◆ EXERCISE PROMPT
Each entry must be reproduced precisely as it stands.

◆ GIVEN RECORDS
— START —

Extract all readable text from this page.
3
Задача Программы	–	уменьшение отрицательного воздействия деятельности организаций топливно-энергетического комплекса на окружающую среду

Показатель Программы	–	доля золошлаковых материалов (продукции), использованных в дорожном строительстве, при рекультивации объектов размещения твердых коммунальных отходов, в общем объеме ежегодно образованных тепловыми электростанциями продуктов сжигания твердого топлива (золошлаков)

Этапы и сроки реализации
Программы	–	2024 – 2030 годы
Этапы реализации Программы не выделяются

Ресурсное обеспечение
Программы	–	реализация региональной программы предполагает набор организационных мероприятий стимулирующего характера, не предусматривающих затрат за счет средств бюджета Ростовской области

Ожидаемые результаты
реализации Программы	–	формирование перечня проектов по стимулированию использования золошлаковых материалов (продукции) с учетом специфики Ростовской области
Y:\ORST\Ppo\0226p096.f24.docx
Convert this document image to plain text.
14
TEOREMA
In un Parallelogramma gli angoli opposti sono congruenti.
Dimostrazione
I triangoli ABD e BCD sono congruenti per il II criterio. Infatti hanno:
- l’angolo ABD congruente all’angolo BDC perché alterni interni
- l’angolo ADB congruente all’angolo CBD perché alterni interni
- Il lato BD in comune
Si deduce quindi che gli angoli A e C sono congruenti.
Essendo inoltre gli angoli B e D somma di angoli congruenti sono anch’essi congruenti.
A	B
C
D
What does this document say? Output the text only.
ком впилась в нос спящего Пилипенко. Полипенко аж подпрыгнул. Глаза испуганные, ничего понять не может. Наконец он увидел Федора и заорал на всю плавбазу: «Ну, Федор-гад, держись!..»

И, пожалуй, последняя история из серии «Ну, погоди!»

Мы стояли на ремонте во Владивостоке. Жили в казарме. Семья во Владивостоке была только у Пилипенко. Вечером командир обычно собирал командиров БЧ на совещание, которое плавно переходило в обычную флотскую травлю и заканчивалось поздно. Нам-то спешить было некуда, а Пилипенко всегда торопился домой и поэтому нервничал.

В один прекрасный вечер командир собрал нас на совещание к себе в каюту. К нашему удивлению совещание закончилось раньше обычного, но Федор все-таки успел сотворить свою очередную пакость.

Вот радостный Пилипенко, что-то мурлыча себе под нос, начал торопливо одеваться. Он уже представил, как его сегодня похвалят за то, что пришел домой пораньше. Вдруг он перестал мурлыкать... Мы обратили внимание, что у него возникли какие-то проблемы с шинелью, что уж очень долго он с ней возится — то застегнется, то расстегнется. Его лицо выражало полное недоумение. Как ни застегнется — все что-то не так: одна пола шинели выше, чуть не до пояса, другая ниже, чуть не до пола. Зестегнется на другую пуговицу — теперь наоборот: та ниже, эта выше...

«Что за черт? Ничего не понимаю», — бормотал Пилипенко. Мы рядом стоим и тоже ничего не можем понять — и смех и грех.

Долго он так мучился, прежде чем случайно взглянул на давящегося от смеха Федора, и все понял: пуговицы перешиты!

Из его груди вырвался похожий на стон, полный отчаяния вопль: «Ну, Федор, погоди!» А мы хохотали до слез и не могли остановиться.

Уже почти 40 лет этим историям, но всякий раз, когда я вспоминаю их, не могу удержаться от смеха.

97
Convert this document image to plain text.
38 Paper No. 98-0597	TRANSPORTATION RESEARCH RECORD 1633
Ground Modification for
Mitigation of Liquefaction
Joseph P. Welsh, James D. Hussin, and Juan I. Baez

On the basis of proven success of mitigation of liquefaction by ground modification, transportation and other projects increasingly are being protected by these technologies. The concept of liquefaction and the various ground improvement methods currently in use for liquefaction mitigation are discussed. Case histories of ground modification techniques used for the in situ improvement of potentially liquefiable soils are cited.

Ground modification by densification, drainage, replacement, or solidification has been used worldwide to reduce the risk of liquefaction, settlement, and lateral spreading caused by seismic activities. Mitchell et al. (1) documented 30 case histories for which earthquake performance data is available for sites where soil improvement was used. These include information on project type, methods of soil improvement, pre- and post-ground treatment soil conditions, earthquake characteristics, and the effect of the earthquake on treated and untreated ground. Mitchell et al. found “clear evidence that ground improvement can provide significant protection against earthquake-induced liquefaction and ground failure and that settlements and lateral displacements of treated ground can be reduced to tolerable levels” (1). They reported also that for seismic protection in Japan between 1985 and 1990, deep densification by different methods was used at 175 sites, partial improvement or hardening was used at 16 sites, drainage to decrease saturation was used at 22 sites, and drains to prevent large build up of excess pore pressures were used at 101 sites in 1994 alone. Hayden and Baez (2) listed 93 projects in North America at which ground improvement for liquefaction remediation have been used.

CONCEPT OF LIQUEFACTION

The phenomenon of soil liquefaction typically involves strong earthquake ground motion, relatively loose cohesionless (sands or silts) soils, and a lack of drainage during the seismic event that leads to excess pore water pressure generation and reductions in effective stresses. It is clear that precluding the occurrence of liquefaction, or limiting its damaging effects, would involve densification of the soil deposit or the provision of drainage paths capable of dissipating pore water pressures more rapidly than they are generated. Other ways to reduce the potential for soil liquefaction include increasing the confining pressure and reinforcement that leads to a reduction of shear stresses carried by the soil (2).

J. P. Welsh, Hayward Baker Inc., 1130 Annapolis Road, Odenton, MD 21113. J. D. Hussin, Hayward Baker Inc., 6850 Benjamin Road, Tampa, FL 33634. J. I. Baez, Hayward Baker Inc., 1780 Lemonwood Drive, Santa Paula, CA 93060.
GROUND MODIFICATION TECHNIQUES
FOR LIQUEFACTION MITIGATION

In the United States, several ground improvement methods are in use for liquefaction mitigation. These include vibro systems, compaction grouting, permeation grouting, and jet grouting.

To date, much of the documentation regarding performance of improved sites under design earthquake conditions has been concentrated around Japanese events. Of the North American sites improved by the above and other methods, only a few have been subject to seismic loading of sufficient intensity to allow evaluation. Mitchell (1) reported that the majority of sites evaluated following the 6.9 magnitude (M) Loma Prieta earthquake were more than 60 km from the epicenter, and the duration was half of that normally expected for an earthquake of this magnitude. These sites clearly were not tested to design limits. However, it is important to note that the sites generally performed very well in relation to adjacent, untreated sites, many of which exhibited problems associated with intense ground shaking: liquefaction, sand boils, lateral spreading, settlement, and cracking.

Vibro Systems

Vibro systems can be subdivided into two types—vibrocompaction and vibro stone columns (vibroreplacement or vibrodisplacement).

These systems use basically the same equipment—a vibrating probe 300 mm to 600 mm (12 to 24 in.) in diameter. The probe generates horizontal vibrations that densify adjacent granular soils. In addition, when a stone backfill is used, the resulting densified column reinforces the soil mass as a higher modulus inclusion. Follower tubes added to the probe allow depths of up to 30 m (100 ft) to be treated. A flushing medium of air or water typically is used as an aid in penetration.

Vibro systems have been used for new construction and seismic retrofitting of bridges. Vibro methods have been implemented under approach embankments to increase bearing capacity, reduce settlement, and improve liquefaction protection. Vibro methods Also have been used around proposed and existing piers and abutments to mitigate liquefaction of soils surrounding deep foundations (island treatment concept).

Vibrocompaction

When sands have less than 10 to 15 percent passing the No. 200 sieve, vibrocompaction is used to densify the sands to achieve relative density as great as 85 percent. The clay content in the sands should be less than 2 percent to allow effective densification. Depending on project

— END —

◆ TASK ANSWER
Extract all readable text from this page.
3
Задача Программы	–	уменьшение отрицательного воздействия деятельности организаций топливно-энергетического комплекса на окружающую среду

Показатель Программы	–	доля золошлаковых материалов (продукции), использованных в дорожном строительстве, при рекультивации объектов размещения твердых коммунальных отходов, в общем объеме ежегодно образованных тепловыми электростанциями продуктов сжигания твердого топлива (золошлаков)

Этапы и сроки реализации
Программы	–	2024 – 2030 годы
Этапы реализации Программы не выделяются

Ресурсное обеспечение
Программы	–	реализация региональной программы предполагает набор организационных мероприятий стимулирующего характера, не предусматривающих затрат за счет средств бюджета Ростовской области

Ожидаемые результаты
реализации Программы	–	формирование перечня проектов по стимулированию использования золошлаковых материалов (продукции) с учетом специфики Ростовской области
Y:\ORST\Ppo\0226p096.f24.docx
Convert this document image to plain text.
14
TEOREMA
In un Parallelogramma gli angoli opposti sono congruenti.
Dimostrazione
I triangoli ABD e BCD sono congruenti per il II criterio. Infatti hanno:
- l’angolo ABD congruente all’angolo BDC perché alterni interni
- l’angolo ADB congruente all’angolo CBD perché alterni interni
- Il lato BD in comune
Si deduce quindi che gli angoli A e C sono congruenti.
Essendo inoltre gli angoli B e D somma di angoli congruenti sono anch’essi congruenti.
A	B
C
D
What does this document say? Output the text only.
ком впилась в нос спящего Пилипенко. Полипенко аж подпрыгнул. Глаза испуганные, ничего понять не может. Наконец он увидел Федора и заорал на всю плавбазу: «Ну, Федор-гад, держись!..»

И, пожалуй, последняя история из серии «Ну, погоди!»

Мы стояли на ремонте во Владивостоке. Жили в казарме. Семья во Владивостоке была только у Пилипенко. Вечером командир обычно собирал командиров БЧ на совещание, которое плавно переходило в обычную флотскую травлю и заканчивалось поздно. Нам-то спешить было некуда, а Пилипенко всегда торопился домой и поэтому нервничал.

В один прекрасный вечер командир собрал нас на совещание к себе в каюту. К нашему удивлению совещание закончилось раньше обычного, но Федор все-таки успел сотворить свою очередную пакость.

Вот радостный Пилипенко, что-то мурлыча себе под нос, начал торопливо одеваться. Он уже представил, как его сегодня похвалят за то, что пришел домой пораньше. Вдруг он перестал мурлыкать... Мы обратили внимание, что у него возникли какие-то проблемы с шинелью, что уж очень долго он с ней возится — то застегнется, то расстегнется. Его лицо выражало полное недоумение. Как ни застегнется — все что-то не так: одна пола шинели выше, чуть не до пояса, другая ниже, чуть не до пола. Зестегнется на другую пуговицу — теперь наоборот: та ниже, эта выше...

«Что за черт? Ничего не понимаю», — бормотал Пилипенко. Мы рядом стоим и тоже ничего не можем понять — и смех и грех.

Долго он так мучился, прежде чем случайно взглянул на давящегося от смеха Федора, и все понял: пуговицы перешиты!

Из его груди вырвался похожий на стон, полный отчаяния вопль: «Ну, Федор, погоди!» А мы хохотали до слез и не могли остановиться.

Уже почти 40 лет этим историям, но всякий раз, когда я вспоминаю их, не могу удержаться от смеха.

97
Convert this document image to plain text.
38 Paper No. 98-0597	TRANSPORTATION RESEARCH RECORD 1633
Ground Modification for
Mitigation of Liquefaction
Joseph P. Welsh, James D. Hussin, and Juan I. Baez

On the basis of proven success of mitigation of liquefaction by ground modification, transportation and other projects increasingly are being protected by these technologies. The concept of liquefaction and the various ground improvement methods currently in use for liquefaction mitigation are discussed. Case histories of ground modification techniques used for the in situ improvement of potentially liquefiable soils are cited.

Ground modification by densification, drainage, replacement, or solidification has been used worldwide to reduce the risk of liquefaction, settlement, and lateral spreading caused by seismic activities. Mitchell et al. (1) documented 30 case histories for which earthquake performance data is available for sites where soil improvement was used. These include information on project type, methods of soil improvement, pre- and post-ground treatment soil conditions, earthquake characteristics, and the effect of the earthquake on treated and untreated ground. Mitchell et al. found “clear evidence that ground improvement can provide significant protection against earthquake-induced liquefaction and ground failure and that settlements and lateral displacements of treated ground can be reduced to tolerable levels” (1). They reported also that for seismic protection in Japan between 1985 and 1990, deep densification by different methods was used at 175 sites, partial improvement or hardening was used at 16 sites, drainage to decrease saturation was used at 22 sites, and drains to prevent large build up of excess pore pressures were used at 101 sites in 1994 alone. Hayden and Baez (2) listed 93 projects in North America at which ground improvement for liquefaction remediation have been used.

CONCEPT OF LIQUEFACTION

The phenomenon of soil liquefaction typically involves strong earthquake ground motion, relatively loose cohesionless (sands or silts) soils, and a lack of drainage during the seismic event that leads to excess pore water pressure generation and reductions in effective stresses. It is clear that precluding the occurrence of liquefaction, or limiting its damaging effects, would involve densification of the soil deposit or the provision of drainage paths capable of dissipating pore water pressures more rapidly than they are generated. Other ways to reduce the potential for soil liquefaction include increasing the confining pressure and reinforcement that leads to a reduction of shear stresses carried by the soil (2).

J. P. Welsh, Hayward Baker Inc., 1130 Annapolis Road, Odenton, MD 21113. J. D. Hussin, Hayward Baker Inc., 6850 Benjamin Road, Tampa, FL 33634. J. I. Baez, Hayward Baker Inc., 1780 Lemonwood Drive, Santa Paula, CA 93060.
GROUND MODIFICATION TECHNIQUES
FOR LIQUEFACTION MITIGATION

In the United States, several ground improvement methods are in use for liquefaction mitigation. These include vibro systems, compaction grouting, permeation grouting, and jet grouting.

To date, much of the documentation regarding performance of improved sites under design earthquake conditions has been concentrated around Japanese events. Of the North American sites improved by the above and other methods, only a few have been subject to seismic loading of sufficient intensity to allow evaluation. Mitchell (1) reported that the majority of sites evaluated following the 6.9 magnitude (M) Loma Prieta earthquake were more than 60 km from the epicenter, and the duration was half of that normally expected for an earthquake of this magnitude. These sites clearly were not tested to design limits. However, it is important to note that the sites generally performed very well in relation to adjacent, untreated sites, many of which exhibited problems associated with intense ground shaking: liquefaction, sand boils, lateral spreading, settlement, and cracking.

Vibro Systems

Vibro systems can be subdivided into two types—vibrocompaction and vibro stone columns (vibroreplacement or vibrodisplacement).

These systems use basically the same equipment—a vibrating probe 300 mm to 600 mm (12 to 24 in.) in diameter. The probe generates horizontal vibrations that densify adjacent granular soils. In addition, when a stone backfill is used, the resulting densified column reinforces the soil mass as a higher modulus inclusion. Follower tubes added to the probe allow depths of up to 30 m (100 ft) to be treated. A flushing medium of air or water typically is used as an aid in penetration.

Vibro systems have been used for new construction and seismic retrofitting of bridges. Vibro methods have been implemented under approach embankments to increase bearing capacity, reduce settlement, and improve liquefaction protection. Vibro methods Also have been used around proposed and existing piers and abutments to mitigate liquefaction of soils surrounding deep foundations (island treatment concept).

Vibrocompaction

When sands have less than 10 to 15 percent passing the No. 200 sieve, vibrocompaction is used to densify the sands to achieve relative density as great as 85 percent. The clay content in the sands should be less than 2 percent to allow effective densification. Depending on project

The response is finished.